第一条 漁業近代化資金助成法(昭和四十四年法律第五十二号)の一部を次のように改正する。

  第一条中「行なう」を「行う」に、「施設資金」を「施設資金等」に、「利子補給の措置」を「利子補給等の措置」に改める。

  第二条第一項第三号中「千トン(水産業協同組合法(昭和二十三年法律第二百四十二号)第十八条第四項の規定により組合員たる資格を有する者を特定の種類の漁業を営む者に限る漁業協同組合の組合員たる法人にあつては、二千トン)以下」を「三千トン以下」に改め、同項第五号中「四十人以下」を「百人以下」に改め、同条第二項第一号中「水産業協同組合法」の下に「(昭和二十三年法律第二百四十二号)」を加え、「行なう」を「行う」に改め、同条第三項中「及び漁具」を「、漁具」に改め、「造成又は取得に要するもの」の下に「及び成育期間が通常一年以上である水産動植物の種苗の購入又は育成に要するもの」を加え、同項第一号中「一億円」を「三億円」に、「四千万円」を「一億二千万円」に、「一千万円」を「三千万円」に改める。

第五条の次に次の二条を加える。

(漁業信用基金協会への出資に係る政府の助成)

第六条 政府は、都道府県に対し、予算の範囲内で、政令で定めるところにより、都道府県が漁業近代化資金に係る債務の保証の業務を行う漁業信用基金協会に対する出資を、当該保証に係る債務の弁済に充てるための基金とすることを条件として行うのに要する経費の一部を補助することができる。

 (納付金)

第七条 都道府県は、前条の規定による政府の補助を受けて当該都道府県が出資した漁業信用基金協会が次の各号の一に該当するときは、政令で定めるところにより、当該各号に定める金額の一部を当該補助を受けた割合に応じて政府に納付しなければならない。

· · · ·

◆ 課題 A
抜粋本文によれば、第二条第三項第一号中の「一億円」は何に改められますか。

抽出データ項目:
· · · ·

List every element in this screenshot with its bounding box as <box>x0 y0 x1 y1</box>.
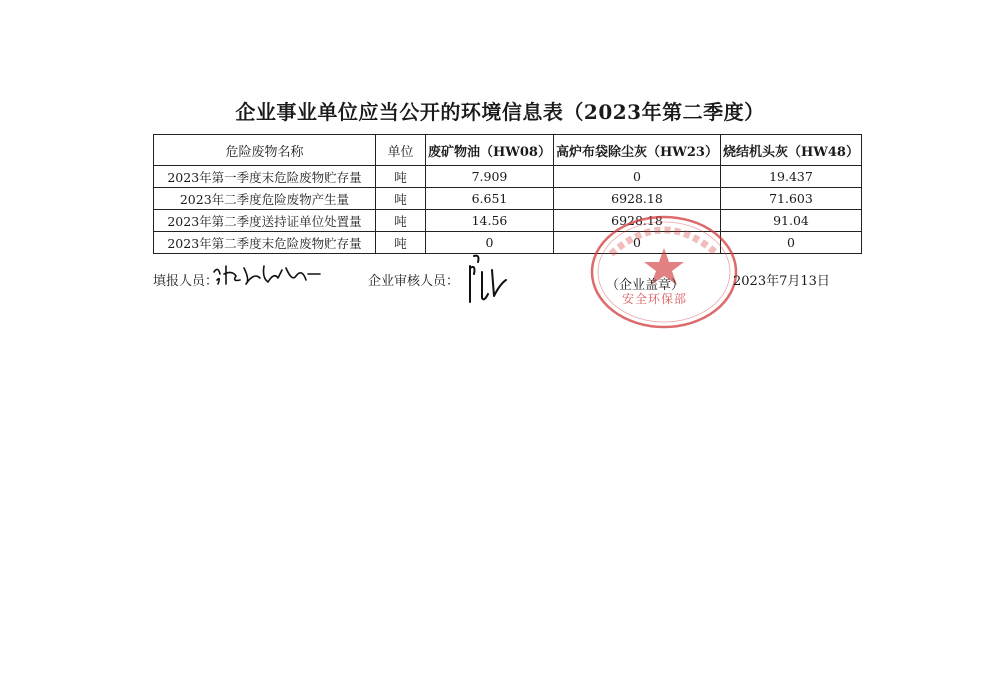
report-date: 2023年7月13日 <box>733 274 830 289</box>
filler-signature <box>212 262 322 288</box>
cell-mineral-oil: 0 <box>426 232 554 254</box>
cell-sinter-head-ash: 19.437 <box>720 166 861 188</box>
cell-blast-furnace-dust: 0 <box>553 166 720 188</box>
cell-mineral-oil: 14.56 <box>426 210 554 232</box>
seal-subtext: 安全环保部 <box>622 292 688 306</box>
header-waste-name: 危险废物名称 <box>154 135 376 166</box>
cell-blast-furnace-dust: 6928.18 <box>553 188 720 210</box>
table-row <box>154 166 862 188</box>
cell-blast-furnace-dust: 0 <box>553 232 720 254</box>
header-unit: 单位 <box>376 135 426 166</box>
page-title: 企业事业单位应当公开的环境信息表（2023年第二季度） <box>235 100 765 124</box>
table-row <box>154 210 862 232</box>
header-sinter-head-ash: 烧结机头灰（HW48） <box>720 135 861 166</box>
row-label: 2023年二季度危险废物产生量 <box>154 188 376 210</box>
cell-mineral-oil: 6.651 <box>426 188 554 210</box>
environment-info-table <box>153 134 862 254</box>
table-row <box>154 188 862 210</box>
cell-sinter-head-ash: 71.603 <box>720 188 861 210</box>
cell-blast-furnace-dust: 6928.18 <box>553 210 720 232</box>
reviewer-signature <box>460 254 520 306</box>
row-label: 2023年第一季度末危险废物贮存量 <box>154 166 376 188</box>
table-row <box>154 232 862 254</box>
row-label: 2023年第二季度末危险废物贮存量 <box>154 232 376 254</box>
cell-sinter-head-ash: 91.04 <box>720 210 861 232</box>
header-waste-mineral-oil: 废矿物油（HW08） <box>426 135 554 166</box>
cell-mineral-oil: 7.909 <box>426 166 554 188</box>
filler-label: 填报人员： <box>153 274 219 289</box>
table-header-row <box>154 135 862 166</box>
row-unit: 吨 <box>376 210 426 232</box>
row-label: 2023年第二季度送持证单位处置量 <box>154 210 376 232</box>
reviewer-label: 企业审核人员： <box>368 274 460 289</box>
row-unit: 吨 <box>376 188 426 210</box>
row-unit: 吨 <box>376 232 426 254</box>
row-unit: 吨 <box>376 166 426 188</box>
seal-label: （企业盖章） <box>606 278 685 293</box>
header-blast-furnace-dust: 高炉布袋除尘灰（HW23） <box>553 135 720 166</box>
cell-sinter-head-ash: 0 <box>720 232 861 254</box>
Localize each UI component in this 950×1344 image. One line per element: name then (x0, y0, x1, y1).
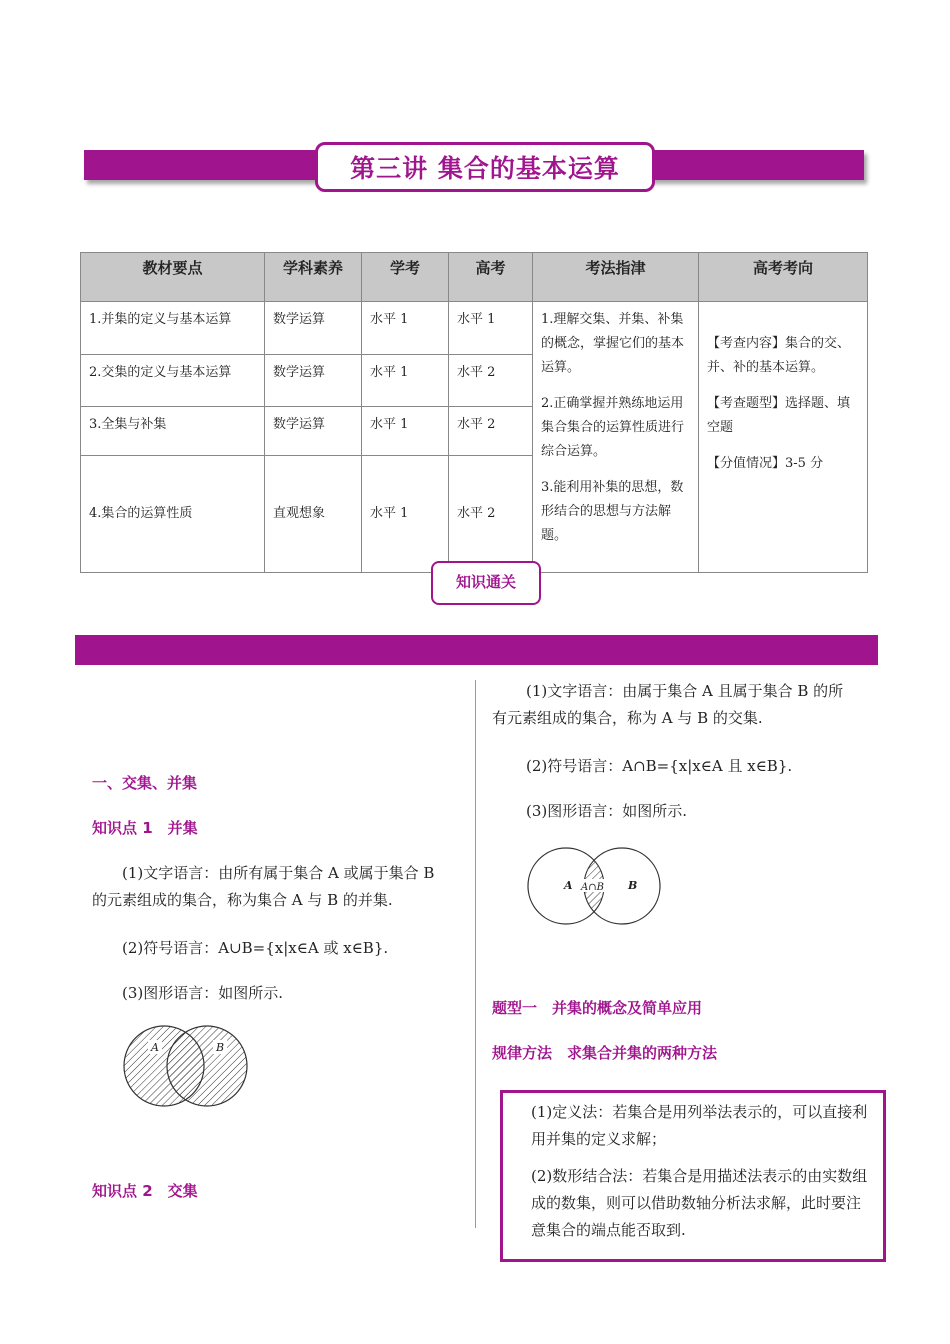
set-a-label: A (151, 1041, 159, 1054)
union-figure-caption: (3)图形语言：如图所示. (122, 984, 284, 1002)
column-divider (475, 680, 476, 1228)
table-cell: 数学运算 (265, 407, 362, 456)
header-cell: 学考 (362, 253, 449, 302)
guide-cell (533, 302, 699, 573)
table-cell: 数学运算 (265, 355, 362, 407)
question-type-heading: 题型一 并集的概念及简单应用 (492, 999, 703, 1017)
outline-table (80, 252, 868, 573)
page-title: 第三讲 集合的基本运算 (350, 154, 620, 183)
set-b-label: B (628, 879, 638, 892)
table-cell: 2.交集的定义与基本运算 (81, 355, 265, 407)
table-cell: 水平 2 (449, 407, 533, 456)
header-cell: 考法指津 (533, 253, 699, 302)
header-cell: 学科素养 (265, 253, 362, 302)
table-cell: 水平 2 (449, 355, 533, 407)
guide-item: 3.能利用补集的思想，数形结合的思想与方法解题。 (541, 480, 684, 543)
section-bar (75, 635, 878, 665)
table-cell: 4.集合的运算性质 (81, 456, 265, 573)
intersection-figure-caption: (3)图形语言：如图所示. (526, 802, 688, 820)
header-cell: 教材要点 (81, 253, 265, 302)
table-cell: 3.全集与补集 (81, 407, 265, 456)
trend-item: 【考查内容】集合的交、并、补的基本运算。 (707, 336, 851, 375)
intersection-text-definition: (1)文字语言：由属于集合 A 且属于集合 B 的所有元素组成的集合，称为 A 与 B 的交集. (492, 682, 844, 727)
section-tab-label: 知识通关 (455, 573, 516, 591)
trend-item: 【考查题型】选择题、填空题 (707, 396, 851, 435)
table-cell: 水平 1 (362, 355, 449, 407)
set-b-label: B (216, 1041, 225, 1054)
table-cell: 水平 1 (362, 302, 449, 355)
header-cell: 高考 (449, 253, 533, 302)
trend-item: 【分值情况】3-5 分 (707, 456, 824, 471)
method-item: (2)数形结合法：若集合是用描述法表示的由实数组成的数集，则可以借助数轴分析法求解，此时要注意集合的端点能否取到. (531, 1167, 868, 1239)
section-tab (431, 561, 541, 605)
method-box (500, 1090, 886, 1262)
intersection-symbol-definition: (2)符号语言：A∩B={x|x∈A 且 x∈B}. (526, 757, 793, 775)
set-b-circle (167, 1026, 247, 1106)
method-heading: 规律方法 求集合并集的两种方法 (492, 1044, 718, 1062)
union-symbol-definition: (2)符号语言：A∪B={x|x∈A 或 x∈B}. (122, 939, 389, 957)
union-venn-diagram (118, 1022, 253, 1110)
guide-item: 1.理解交集、并集、补集的概念，掌握它们的基本运算。 (541, 312, 685, 375)
set-a-label: A (564, 879, 573, 892)
header-cell: 高考考向 (699, 253, 868, 302)
knowledge-point-2: 知识点 2 交集 (92, 1182, 198, 1200)
table-cell: 水平 1 (362, 407, 449, 456)
trend-cell (699, 302, 868, 573)
union-text-definition: (1)文字语言：由所有属于集合 A 或属于集合 B 的元素组成的集合，称为集合 A 与 B 的并集. (92, 864, 435, 909)
intersection-venn-diagram (526, 846, 662, 928)
table-cell: 水平 1 (362, 456, 449, 573)
guide-item: 2.正确掌握并熟练地运用集合集合的运算性质进行综合运算。 (541, 396, 685, 459)
table-header-row (81, 253, 868, 302)
intersection-label: A∩B (581, 882, 604, 893)
table-cell: 直观想象 (265, 456, 362, 573)
table-cell: 水平 1 (449, 302, 533, 355)
table-cell: 水平 2 (449, 456, 533, 573)
table-cell: 1.并集的定义与基本运算 (81, 302, 265, 355)
table-row (81, 302, 868, 355)
table-cell: 数学运算 (265, 302, 362, 355)
title-banner (315, 142, 655, 192)
section-heading: 一、交集、并集 (92, 774, 198, 792)
method-item: (1)定义法：若集合是用列举法表示的，可以直接利用并集的定义求解； (531, 1103, 868, 1148)
knowledge-point-1: 知识点 1 并集 (92, 819, 198, 837)
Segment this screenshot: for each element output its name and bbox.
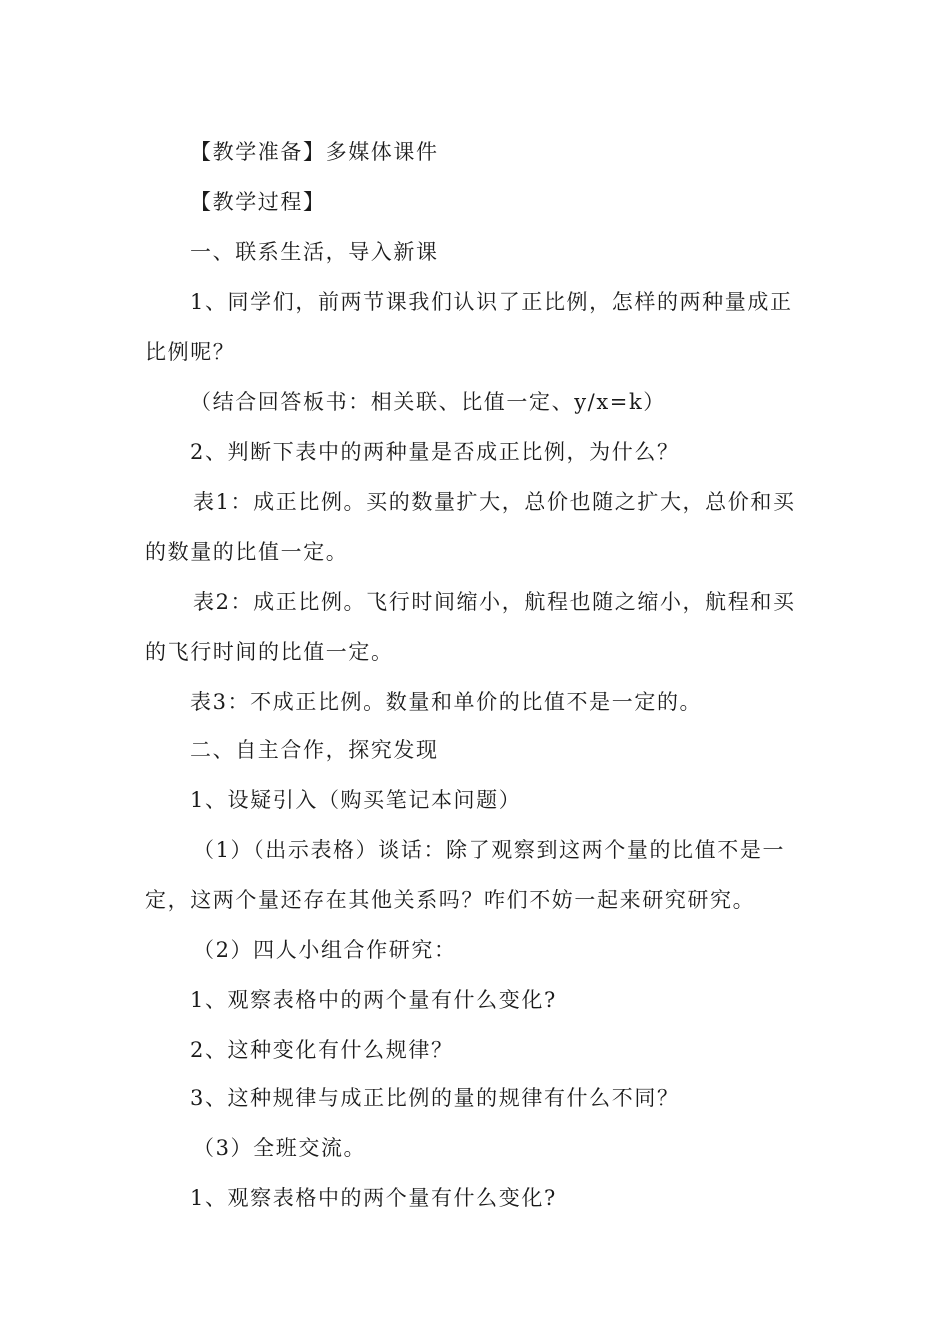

· · · ·

◆ 課題 B
データの行のうち、「report-date: 2023年7月13日 <box>733」を含む行から「cell-mineral-oil: 14.56 <box>426」を含む行までについて、「cell-blast-furnace-dust」を「cell-bf-dust」に改めて示してください。

◆ 解答例 A
「三億円」に改められます。

◆ 解答例 B
report-date: 2023年7月13日 <box>733 274 830 289</box>
filler-signature <box>212 262 322 288</box>
cell-mineral-oil: 0 <box>426 232 554 254</box>
cell-sinter-head-ash: 19.437 <box>720 166 861 188</box>
cell-bf-dust: 0 <box>553 166 720 188</box>
cell-mineral-oil: 14.56 <box>426 210 554 232</box>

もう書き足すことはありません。